(RECORDS SUPPLIED)

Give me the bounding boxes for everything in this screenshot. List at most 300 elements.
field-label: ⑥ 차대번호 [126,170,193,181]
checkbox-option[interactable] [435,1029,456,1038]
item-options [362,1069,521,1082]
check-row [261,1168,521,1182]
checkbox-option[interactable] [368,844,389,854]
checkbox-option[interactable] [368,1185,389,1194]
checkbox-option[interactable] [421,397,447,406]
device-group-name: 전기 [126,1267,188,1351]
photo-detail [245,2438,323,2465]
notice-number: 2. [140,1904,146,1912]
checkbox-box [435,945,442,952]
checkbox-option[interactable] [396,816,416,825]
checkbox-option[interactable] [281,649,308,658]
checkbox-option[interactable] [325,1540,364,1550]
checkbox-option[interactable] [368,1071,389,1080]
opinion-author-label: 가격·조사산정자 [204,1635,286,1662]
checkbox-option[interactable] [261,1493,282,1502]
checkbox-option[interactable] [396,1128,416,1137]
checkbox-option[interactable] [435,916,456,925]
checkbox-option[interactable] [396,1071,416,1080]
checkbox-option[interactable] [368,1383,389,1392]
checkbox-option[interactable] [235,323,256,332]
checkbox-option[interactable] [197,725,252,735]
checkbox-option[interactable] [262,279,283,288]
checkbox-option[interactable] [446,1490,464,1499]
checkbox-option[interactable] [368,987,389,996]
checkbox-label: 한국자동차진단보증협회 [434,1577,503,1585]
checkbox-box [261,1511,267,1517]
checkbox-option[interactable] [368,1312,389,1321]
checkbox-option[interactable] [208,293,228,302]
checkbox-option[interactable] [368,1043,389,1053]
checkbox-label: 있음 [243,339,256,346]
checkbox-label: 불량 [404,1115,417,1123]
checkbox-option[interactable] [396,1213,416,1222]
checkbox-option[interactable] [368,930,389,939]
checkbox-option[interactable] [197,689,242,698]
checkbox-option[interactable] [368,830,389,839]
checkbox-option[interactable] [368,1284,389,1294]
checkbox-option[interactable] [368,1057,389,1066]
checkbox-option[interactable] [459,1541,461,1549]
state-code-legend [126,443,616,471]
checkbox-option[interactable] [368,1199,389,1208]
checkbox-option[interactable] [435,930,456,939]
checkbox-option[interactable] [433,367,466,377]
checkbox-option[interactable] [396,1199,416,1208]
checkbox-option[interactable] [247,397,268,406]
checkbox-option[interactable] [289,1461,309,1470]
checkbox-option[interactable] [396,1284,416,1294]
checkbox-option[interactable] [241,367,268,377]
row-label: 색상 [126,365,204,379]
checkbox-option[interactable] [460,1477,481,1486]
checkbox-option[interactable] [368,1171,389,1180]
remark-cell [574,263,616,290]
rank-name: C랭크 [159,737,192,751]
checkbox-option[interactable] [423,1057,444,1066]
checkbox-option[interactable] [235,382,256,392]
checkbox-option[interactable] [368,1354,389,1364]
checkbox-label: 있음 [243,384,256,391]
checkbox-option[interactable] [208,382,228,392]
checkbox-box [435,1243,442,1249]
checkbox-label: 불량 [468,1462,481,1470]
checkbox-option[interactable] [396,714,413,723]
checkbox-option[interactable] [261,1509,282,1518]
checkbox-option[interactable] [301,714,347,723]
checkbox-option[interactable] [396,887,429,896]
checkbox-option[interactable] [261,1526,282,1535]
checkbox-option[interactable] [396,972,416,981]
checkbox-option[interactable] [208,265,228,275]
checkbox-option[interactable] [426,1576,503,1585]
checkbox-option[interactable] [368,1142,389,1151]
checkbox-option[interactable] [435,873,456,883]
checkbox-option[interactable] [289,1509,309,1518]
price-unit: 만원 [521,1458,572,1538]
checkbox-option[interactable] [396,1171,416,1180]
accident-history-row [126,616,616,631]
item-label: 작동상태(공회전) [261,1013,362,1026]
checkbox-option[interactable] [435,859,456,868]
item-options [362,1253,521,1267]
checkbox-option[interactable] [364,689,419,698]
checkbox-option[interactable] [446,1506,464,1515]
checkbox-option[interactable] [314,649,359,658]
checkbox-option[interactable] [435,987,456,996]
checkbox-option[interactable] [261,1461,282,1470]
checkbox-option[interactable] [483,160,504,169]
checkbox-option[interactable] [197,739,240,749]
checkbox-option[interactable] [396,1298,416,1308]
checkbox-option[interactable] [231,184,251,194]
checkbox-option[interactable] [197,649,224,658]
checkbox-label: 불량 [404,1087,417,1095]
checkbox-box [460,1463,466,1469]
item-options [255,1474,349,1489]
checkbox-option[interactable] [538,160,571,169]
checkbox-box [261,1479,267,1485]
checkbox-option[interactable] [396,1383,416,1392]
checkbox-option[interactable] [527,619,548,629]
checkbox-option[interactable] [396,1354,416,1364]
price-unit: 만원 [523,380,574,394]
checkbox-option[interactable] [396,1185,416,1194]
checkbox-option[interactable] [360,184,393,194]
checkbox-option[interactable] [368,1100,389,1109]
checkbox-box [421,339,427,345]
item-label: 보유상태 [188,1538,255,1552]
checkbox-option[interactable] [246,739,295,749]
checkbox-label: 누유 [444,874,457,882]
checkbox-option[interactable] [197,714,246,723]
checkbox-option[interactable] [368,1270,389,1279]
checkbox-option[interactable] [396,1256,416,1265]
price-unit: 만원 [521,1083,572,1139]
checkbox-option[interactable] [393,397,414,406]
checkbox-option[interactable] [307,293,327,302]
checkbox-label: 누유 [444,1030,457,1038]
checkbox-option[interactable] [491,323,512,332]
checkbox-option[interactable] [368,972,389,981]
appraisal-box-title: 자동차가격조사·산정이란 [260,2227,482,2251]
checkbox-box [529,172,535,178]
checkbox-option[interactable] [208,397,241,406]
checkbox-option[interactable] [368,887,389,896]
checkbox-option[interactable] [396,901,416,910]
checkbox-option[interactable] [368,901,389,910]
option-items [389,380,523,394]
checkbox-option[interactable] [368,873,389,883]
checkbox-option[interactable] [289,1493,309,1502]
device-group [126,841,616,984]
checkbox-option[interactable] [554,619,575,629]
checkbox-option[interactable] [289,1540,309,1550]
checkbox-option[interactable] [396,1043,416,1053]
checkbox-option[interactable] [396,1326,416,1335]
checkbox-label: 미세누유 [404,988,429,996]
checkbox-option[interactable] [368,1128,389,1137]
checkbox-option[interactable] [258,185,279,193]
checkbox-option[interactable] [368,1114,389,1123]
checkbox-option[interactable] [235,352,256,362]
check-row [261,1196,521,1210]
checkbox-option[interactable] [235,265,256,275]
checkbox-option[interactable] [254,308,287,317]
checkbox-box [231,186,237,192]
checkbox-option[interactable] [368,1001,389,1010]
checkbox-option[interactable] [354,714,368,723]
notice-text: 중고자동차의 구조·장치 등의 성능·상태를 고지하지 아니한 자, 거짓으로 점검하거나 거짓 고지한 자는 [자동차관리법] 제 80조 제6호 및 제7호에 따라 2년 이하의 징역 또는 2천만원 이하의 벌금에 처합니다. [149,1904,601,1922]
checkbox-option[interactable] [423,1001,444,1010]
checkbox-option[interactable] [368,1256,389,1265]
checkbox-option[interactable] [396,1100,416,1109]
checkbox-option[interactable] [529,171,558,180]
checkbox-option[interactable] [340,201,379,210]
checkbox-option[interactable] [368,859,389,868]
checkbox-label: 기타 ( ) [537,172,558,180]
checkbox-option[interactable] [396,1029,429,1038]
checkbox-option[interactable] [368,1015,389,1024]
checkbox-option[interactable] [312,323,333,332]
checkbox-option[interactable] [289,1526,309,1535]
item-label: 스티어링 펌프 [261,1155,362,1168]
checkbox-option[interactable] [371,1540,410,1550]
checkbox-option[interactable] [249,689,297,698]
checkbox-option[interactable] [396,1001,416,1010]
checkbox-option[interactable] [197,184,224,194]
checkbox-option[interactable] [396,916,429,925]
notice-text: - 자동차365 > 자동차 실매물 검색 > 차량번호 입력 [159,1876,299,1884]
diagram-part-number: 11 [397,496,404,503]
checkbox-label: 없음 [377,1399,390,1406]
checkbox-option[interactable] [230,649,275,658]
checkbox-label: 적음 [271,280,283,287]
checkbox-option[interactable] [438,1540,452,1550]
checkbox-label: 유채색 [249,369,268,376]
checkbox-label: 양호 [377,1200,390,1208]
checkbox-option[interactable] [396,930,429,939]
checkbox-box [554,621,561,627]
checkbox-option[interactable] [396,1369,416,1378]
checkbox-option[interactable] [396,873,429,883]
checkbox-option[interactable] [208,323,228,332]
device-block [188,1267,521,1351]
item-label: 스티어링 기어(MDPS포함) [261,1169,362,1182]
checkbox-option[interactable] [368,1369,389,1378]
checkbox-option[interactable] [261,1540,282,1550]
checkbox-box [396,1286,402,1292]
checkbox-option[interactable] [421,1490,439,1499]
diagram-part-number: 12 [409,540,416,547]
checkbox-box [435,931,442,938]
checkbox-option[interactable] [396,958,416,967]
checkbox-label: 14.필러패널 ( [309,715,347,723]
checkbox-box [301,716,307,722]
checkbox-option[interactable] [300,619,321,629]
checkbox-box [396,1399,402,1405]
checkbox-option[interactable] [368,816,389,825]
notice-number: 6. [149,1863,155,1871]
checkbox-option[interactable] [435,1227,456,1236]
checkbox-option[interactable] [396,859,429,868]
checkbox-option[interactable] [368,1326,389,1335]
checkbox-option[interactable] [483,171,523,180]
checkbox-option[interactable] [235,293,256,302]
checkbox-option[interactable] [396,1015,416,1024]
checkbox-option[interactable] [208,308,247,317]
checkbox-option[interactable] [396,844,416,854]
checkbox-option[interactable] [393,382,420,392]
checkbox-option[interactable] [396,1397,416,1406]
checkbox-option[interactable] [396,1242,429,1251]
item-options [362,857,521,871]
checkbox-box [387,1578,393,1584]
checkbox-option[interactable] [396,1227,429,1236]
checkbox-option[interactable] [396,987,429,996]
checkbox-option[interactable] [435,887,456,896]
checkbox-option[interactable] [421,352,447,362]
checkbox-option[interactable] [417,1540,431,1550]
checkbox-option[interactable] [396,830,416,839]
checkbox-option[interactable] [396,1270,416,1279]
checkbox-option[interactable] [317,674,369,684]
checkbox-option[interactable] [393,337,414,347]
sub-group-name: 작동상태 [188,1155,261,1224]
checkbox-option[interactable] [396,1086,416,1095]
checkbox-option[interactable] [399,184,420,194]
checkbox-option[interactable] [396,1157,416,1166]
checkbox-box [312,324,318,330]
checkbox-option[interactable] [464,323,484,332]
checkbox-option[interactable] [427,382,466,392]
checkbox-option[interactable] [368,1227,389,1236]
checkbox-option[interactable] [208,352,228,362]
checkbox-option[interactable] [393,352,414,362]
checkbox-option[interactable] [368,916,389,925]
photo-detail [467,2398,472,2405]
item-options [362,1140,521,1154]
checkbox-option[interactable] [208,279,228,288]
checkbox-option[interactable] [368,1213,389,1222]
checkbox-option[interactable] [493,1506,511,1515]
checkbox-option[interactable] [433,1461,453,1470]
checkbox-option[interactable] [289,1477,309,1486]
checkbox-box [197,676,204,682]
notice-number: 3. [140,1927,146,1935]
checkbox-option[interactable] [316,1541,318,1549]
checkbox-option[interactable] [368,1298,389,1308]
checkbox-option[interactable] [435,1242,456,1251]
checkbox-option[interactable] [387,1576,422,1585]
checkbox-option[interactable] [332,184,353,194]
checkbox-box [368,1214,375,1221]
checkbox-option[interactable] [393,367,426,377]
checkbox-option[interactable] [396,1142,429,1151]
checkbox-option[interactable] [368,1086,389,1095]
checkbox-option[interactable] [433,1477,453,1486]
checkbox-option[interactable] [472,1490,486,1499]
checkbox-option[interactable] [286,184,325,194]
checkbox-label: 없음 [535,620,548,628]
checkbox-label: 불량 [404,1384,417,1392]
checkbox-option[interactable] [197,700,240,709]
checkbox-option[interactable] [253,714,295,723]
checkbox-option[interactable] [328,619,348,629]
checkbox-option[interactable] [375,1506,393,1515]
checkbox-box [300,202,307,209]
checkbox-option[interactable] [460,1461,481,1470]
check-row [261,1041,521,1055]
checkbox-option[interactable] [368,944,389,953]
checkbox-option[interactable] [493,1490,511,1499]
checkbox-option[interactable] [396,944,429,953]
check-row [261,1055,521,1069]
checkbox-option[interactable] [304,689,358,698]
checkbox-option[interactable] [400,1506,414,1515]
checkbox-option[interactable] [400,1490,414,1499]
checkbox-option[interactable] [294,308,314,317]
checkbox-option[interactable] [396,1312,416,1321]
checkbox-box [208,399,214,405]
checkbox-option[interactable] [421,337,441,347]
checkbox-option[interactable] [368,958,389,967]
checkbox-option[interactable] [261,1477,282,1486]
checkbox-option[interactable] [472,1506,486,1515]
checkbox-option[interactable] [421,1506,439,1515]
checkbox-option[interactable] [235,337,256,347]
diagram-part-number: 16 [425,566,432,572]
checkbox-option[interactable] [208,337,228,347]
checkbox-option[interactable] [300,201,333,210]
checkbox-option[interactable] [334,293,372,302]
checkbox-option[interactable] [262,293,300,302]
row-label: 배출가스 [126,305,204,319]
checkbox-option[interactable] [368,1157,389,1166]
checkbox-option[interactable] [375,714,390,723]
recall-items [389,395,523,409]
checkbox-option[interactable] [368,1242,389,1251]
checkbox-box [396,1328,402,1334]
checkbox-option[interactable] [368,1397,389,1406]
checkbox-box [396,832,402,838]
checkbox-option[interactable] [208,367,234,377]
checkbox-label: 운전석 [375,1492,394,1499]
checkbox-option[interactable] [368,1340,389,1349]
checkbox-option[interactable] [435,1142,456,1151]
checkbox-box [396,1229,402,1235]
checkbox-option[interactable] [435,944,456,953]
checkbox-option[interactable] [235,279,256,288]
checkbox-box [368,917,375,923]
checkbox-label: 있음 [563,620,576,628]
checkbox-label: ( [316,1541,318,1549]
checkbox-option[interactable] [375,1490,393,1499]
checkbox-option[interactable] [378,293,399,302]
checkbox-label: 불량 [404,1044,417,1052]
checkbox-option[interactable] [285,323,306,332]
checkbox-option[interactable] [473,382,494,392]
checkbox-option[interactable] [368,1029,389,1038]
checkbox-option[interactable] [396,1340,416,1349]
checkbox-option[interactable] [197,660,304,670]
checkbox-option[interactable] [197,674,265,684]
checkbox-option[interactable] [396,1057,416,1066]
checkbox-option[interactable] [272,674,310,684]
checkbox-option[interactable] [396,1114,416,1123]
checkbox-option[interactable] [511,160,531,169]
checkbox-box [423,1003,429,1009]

(DIRECTION)
Render the data, from its first line through the line containing "checkbox-option[interactable] [281,649,308,658]", as a numbered list with blank lines omitted.

(OUTPUT FOR THIS EXERCISE)
1. Give me the bounding boxes for everything in this screenshot. List at most 300 elements.
2. field-label: ⑥ 차대번호 [126,170,193,181]
3. checkbox-option[interactable] [435,1029,456,1038]
4. item-options [362,1069,521,1082]
5. check-row [261,1168,521,1182]
6. checkbox-option[interactable] [368,844,389,854]
7. checkbox-option[interactable] [368,1185,389,1194]
8. checkbox-option[interactable] [421,397,447,406]
9. device-group-name: 전기 [126,1267,188,1351]
10. photo-detail [245,2438,323,2465]
11. notice-number: 2. [140,1904,146,1912]
12. checkbox-box [435,945,442,952]
13. checkbox-option[interactable] [396,816,416,825]
14. checkbox-option[interactable] [281,649,308,658]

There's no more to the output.